STATED GOAL | Render the following material again verbatim, leaving nothing out.

-- start EXTRACTED MATERIAL --

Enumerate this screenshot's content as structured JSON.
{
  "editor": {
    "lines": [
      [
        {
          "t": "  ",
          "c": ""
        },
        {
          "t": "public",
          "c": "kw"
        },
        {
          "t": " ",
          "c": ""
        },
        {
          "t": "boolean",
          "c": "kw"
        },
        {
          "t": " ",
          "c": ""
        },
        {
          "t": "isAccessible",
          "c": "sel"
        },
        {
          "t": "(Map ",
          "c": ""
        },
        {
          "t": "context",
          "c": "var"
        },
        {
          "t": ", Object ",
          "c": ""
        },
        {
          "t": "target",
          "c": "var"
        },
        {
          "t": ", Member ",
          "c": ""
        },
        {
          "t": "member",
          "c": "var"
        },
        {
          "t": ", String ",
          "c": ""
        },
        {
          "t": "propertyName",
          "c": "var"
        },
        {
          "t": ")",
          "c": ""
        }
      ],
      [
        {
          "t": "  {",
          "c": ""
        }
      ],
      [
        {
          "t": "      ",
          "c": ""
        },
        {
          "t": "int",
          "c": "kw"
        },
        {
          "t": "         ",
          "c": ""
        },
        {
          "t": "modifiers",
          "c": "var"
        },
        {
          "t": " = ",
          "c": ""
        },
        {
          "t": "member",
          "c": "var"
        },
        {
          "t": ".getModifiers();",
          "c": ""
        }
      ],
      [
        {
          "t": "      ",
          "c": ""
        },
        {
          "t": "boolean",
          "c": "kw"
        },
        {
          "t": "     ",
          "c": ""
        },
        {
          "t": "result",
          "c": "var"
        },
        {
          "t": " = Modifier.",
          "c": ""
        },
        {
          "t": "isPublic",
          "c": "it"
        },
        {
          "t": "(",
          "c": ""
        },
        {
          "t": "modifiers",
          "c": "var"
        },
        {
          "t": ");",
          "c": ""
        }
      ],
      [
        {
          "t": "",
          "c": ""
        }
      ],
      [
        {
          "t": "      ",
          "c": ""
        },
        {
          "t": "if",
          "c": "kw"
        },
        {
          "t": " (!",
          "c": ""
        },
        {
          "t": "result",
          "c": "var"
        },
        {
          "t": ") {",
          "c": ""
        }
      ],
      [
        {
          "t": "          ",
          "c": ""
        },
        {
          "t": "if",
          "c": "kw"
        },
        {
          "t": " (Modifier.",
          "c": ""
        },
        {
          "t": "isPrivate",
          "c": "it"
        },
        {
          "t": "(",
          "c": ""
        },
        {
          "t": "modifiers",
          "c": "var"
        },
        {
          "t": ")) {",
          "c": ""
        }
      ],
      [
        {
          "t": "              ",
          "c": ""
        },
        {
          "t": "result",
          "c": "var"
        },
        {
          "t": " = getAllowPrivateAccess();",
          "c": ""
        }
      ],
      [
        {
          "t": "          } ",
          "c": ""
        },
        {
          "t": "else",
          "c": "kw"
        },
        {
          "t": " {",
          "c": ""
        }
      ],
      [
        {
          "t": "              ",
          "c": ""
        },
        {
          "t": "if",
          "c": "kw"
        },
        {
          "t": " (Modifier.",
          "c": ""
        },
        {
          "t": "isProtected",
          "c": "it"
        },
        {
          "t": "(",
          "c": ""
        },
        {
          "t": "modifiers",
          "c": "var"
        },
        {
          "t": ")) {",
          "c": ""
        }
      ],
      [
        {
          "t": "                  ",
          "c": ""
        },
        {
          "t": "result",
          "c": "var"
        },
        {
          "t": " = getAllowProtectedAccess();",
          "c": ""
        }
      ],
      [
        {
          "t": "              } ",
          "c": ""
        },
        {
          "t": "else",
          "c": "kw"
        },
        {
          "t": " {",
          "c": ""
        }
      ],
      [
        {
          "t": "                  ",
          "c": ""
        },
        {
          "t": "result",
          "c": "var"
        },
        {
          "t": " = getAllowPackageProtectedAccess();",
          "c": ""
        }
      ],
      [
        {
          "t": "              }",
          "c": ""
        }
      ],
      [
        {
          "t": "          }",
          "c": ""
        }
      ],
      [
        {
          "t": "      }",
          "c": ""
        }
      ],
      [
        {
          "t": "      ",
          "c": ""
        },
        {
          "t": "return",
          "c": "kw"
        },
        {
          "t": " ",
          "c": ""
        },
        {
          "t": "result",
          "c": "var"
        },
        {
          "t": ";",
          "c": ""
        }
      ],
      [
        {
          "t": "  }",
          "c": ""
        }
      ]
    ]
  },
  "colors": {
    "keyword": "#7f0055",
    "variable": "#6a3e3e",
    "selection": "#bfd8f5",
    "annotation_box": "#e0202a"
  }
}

-- end EXTRACTED MATERIAL --

TASK OUTPUT |
Enumerate this screenshot's content as structured JSON.
{
  "editor": {
    "lines": [
      [
        {
          "t": "  ",
          "c": ""
        },
        {
          "t": "public",
          "c": "kw"
        },
        {
          "t": " ",
          "c": ""
        },
        {
          "t": "boolean",
          "c": "kw"
        },
        {
          "t": " ",
          "c": ""
        },
        {
          "t": "isAccessible",
          "c": "sel"
        },
        {
          "t": "(Map ",
          "c": ""
        },
        {
          "t": "context",
          "c": "var"
        },
        {
          "t": ", Object ",
          "c": ""
        },
        {
          "t": "target",
          "c": "var"
        },
        {
          "t": ", Member ",
          "c": ""
        },
        {
          "t": "member",
          "c": "var"
        },
        {
          "t": ", String ",
          "c": ""
        },
        {
          "t": "propertyName",
          "c": "var"
        },
        {
          "t": ")",
          "c": ""
        }
      ],
      [
        {
          "t": "  {",
          "c": ""
        }
      ],
      [
        {
          "t": "      ",
          "c": ""
        },
        {
          "t": "int",
          "c": "kw"
        },
        {
          "t": "         ",
          "c": ""
        },
        {
          "t": "modifiers",
          "c": "var"
        },
        {
          "t": " = ",
          "c": ""
        },
        {
          "t": "member",
          "c": "var"
        },
        {
          "t": ".getModifiers();",
          "c": ""
        }
      ],
      [
        {
          "t": "      ",
          "c": ""
        },
        {
          "t": "boolean",
          "c": "kw"
        },
        {
          "t": "     ",
          "c": ""
        },
        {
          "t": "result",
          "c": "var"
        },
        {
          "t": " = Modifier.",
          "c": ""
        },
        {
          "t": "isPublic",
          "c": "it"
        },
        {
          "t": "(",
          "c": ""
        },
        {
          "t": "modifiers",
          "c": "var"
        },
        {
          "t": ");",
          "c": ""
        }
      ],
      [
        {
          "t": "",
          "c": ""
        }
      ],
      [
        {
          "t": "      ",
          "c": ""
        },
        {
          "t": "if",
          "c": "kw"
        },
        {
          "t": " (!",
          "c": ""
        },
        {
          "t": "result",
          "c": "var"
        },
        {
          "t": ") {",
          "c": ""
        }
      ],
      [
        {
          "t": "          ",
          "c": ""
        },
        {
          "t": "if",
          "c": "kw"
        },
        {
          "t": " (Modifier.",
          "c": ""
        },
        {
          "t": "isPrivate",
          "c": "it"
        },
        {
          "t": "(",
          "c": ""
        },
        {
          "t": "modifiers",
          "c": "var"
        },
        {
          "t": ")) {",
          "c": ""
        }
      ],
      [
        {
          "t": "              ",
          "c": ""
        },
        {
          "t": "result",
          "c": "var"
        },
        {
          "t": " = getAllowPrivateAccess();",
          "c": ""
        }
      ],
      [
        {
          "t": "          } ",
          "c": ""
        },
        {
          "t": "else",
          "c": "kw"
        },
        {
          "t": " {",
          "c": ""
        }
      ],
      [
        {
          "t": "              ",
          "c": ""
        },
        {
          "t": "if",
          "c": "kw"
        },
        {
          "t": " (Modifier.",
          "c": ""
        },
        {
          "t": "isProtected",
          "c": "it"
        },
        {
          "t": "(",
          "c": ""
        },
        {
          "t": "modifiers",
          "c": "var"
        },
        {
          "t": ")) {",
          "c": ""
        }
      ],
      [
        {
          "t": "                  ",
          "c": ""
        },
        {
          "t": "result",
          "c": "var"
        },
        {
          "t": " = getAllowProtectedAccess();",
          "c": ""
        }
      ],
      [
        {
          "t": "              } ",
          "c": ""
        },
        {
          "t": "else",
          "c": "kw"
        },
        {
          "t": " {",
          "c": ""
        }
      ],
      [
        {
          "t": "                  ",
          "c": ""
        },
        {
          "t": "result",
          "c": "var"
        },
        {
          "t": " = getAllowPackageProtectedAccess();",
          "c": ""
        }
      ],
      [
        {
          "t": "              }",
          "c": ""
        }
      ],
      [
        {
          "t": "          }",
          "c": ""
        }
      ],
      [
        {
          "t": "      }",
          "c": ""
        }
      ],
      [
        {
          "t": "      ",
          "c": ""
        },
        {
          "t": "return",
          "c": "kw"
        },
        {
          "t": " ",
          "c": ""
        },
        {
          "t": "result",
          "c": "var"
        },
        {
          "t": ";",
          "c": ""
        }
      ],
      [
        {
          "t": "  }",
          "c": ""
        }
      ]
    ]
  },
  "colors": {
    "keyword": "#7f0055",
    "variable": "#6a3e3e",
    "selection": "#bfd8f5",
    "annotation_box": "#e0202a"
  }
}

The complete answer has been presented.